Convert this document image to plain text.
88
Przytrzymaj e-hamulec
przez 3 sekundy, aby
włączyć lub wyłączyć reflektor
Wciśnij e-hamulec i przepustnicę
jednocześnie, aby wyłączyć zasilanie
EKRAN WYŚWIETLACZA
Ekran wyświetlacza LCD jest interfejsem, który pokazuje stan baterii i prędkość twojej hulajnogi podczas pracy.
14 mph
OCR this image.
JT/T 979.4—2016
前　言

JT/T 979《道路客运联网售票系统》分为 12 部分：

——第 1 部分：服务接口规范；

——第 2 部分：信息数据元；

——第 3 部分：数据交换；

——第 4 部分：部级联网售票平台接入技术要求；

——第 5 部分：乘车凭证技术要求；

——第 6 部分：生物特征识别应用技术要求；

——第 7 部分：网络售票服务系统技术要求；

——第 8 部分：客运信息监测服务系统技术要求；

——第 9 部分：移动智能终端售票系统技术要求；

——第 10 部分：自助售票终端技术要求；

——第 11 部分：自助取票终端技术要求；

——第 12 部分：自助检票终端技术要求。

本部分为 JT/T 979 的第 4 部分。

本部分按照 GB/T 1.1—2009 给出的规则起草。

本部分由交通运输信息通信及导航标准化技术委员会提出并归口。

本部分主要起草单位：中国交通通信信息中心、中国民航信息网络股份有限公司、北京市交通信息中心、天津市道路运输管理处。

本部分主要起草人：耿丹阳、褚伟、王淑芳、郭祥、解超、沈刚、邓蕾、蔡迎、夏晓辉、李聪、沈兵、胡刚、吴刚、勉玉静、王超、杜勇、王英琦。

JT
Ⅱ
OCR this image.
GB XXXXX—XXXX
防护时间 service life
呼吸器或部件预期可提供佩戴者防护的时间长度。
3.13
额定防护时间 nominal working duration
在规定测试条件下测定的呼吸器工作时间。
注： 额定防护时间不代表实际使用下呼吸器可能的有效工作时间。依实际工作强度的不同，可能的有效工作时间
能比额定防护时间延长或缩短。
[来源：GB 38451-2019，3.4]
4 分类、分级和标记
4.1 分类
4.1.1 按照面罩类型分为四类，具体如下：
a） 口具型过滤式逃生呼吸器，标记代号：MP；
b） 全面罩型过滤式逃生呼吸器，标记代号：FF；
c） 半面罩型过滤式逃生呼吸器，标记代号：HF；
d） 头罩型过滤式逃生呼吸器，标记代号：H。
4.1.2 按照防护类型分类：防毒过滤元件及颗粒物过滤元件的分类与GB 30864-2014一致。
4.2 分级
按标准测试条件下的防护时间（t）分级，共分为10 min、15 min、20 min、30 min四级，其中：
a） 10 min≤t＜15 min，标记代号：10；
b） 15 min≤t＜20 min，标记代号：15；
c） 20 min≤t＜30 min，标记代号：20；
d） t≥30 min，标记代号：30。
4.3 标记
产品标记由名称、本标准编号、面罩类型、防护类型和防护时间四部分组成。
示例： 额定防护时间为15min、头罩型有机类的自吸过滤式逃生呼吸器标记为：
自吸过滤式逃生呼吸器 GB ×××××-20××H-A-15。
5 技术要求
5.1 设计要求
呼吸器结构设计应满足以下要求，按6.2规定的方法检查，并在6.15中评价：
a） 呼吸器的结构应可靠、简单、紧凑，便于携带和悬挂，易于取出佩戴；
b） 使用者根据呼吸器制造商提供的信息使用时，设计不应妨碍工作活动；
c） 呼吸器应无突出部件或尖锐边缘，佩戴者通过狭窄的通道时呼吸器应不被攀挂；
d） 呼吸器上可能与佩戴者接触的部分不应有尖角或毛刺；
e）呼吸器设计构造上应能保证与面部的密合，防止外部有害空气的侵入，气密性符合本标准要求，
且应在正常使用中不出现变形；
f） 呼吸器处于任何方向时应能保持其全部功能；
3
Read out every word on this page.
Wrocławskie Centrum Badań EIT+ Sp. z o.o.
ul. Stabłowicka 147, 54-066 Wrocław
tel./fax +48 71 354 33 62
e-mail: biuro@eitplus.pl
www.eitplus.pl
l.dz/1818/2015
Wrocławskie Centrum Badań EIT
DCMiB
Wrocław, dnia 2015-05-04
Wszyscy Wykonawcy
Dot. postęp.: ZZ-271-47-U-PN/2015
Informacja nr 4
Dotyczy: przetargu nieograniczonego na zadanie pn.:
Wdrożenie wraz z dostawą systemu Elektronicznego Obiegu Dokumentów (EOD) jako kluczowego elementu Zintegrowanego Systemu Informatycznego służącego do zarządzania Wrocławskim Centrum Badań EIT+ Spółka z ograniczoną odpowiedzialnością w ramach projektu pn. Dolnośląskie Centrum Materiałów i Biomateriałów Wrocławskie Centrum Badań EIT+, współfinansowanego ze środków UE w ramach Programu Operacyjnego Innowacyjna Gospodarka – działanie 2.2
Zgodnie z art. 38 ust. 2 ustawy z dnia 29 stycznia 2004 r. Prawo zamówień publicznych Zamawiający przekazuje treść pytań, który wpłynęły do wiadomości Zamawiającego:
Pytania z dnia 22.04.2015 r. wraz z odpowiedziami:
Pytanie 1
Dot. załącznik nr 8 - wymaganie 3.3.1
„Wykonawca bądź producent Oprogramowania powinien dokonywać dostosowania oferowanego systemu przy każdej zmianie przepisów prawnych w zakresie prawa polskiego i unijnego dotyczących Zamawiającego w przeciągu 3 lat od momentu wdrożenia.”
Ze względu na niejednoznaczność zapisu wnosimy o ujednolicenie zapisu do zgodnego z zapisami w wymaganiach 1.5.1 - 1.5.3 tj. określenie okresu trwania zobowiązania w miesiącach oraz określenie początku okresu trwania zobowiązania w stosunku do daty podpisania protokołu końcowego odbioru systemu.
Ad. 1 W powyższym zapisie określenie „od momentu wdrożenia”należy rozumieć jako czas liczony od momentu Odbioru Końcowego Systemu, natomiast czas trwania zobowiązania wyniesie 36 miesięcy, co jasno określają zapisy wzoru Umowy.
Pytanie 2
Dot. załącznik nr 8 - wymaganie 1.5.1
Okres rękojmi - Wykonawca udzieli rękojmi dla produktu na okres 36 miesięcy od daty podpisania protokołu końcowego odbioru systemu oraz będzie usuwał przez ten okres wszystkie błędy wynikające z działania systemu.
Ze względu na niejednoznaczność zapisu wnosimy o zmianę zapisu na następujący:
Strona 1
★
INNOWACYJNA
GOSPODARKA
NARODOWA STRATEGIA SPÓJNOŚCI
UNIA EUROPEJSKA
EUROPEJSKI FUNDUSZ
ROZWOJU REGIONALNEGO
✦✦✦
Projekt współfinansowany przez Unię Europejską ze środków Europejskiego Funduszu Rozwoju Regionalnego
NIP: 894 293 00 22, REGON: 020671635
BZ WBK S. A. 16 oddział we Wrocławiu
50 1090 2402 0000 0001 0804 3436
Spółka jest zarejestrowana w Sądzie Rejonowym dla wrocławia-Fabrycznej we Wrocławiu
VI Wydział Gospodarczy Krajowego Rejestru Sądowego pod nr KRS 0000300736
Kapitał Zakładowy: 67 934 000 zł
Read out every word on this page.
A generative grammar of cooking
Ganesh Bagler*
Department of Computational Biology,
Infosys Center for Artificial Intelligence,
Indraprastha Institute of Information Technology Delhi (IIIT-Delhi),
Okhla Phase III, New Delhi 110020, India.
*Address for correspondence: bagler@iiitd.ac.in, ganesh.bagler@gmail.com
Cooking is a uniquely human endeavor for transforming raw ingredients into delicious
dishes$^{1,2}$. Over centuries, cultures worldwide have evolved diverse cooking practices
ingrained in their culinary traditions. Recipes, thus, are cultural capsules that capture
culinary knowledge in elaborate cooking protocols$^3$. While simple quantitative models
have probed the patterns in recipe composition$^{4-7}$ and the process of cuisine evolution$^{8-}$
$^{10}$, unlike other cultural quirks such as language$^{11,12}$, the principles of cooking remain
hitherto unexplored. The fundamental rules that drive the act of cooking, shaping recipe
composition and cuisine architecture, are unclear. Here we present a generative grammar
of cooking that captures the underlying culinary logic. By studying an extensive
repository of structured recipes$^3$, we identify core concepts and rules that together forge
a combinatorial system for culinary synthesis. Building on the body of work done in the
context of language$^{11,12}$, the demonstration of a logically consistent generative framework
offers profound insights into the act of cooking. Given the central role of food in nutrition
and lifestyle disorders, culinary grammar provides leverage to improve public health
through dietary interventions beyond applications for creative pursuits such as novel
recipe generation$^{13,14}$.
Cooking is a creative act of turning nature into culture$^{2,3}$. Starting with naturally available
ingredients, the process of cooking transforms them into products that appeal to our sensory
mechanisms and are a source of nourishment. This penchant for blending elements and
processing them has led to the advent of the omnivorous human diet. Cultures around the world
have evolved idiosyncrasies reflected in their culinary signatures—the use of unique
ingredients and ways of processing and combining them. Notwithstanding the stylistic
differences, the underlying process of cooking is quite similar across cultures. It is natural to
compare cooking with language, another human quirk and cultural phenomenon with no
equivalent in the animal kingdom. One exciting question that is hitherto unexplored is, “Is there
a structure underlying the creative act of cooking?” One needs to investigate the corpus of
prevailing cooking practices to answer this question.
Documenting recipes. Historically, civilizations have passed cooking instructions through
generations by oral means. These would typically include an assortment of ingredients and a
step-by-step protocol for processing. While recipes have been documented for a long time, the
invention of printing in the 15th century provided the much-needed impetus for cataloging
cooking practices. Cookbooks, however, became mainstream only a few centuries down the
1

Aim of the task - Copy all lines of the material above where the string "centuries" occurs.

Correct result -
dishes$^{1,2}$. Over centuries, cultures worldwide have evolved diverse cooking practices
cooking practices. Cookbooks, however, became mainstream only a few centuries down the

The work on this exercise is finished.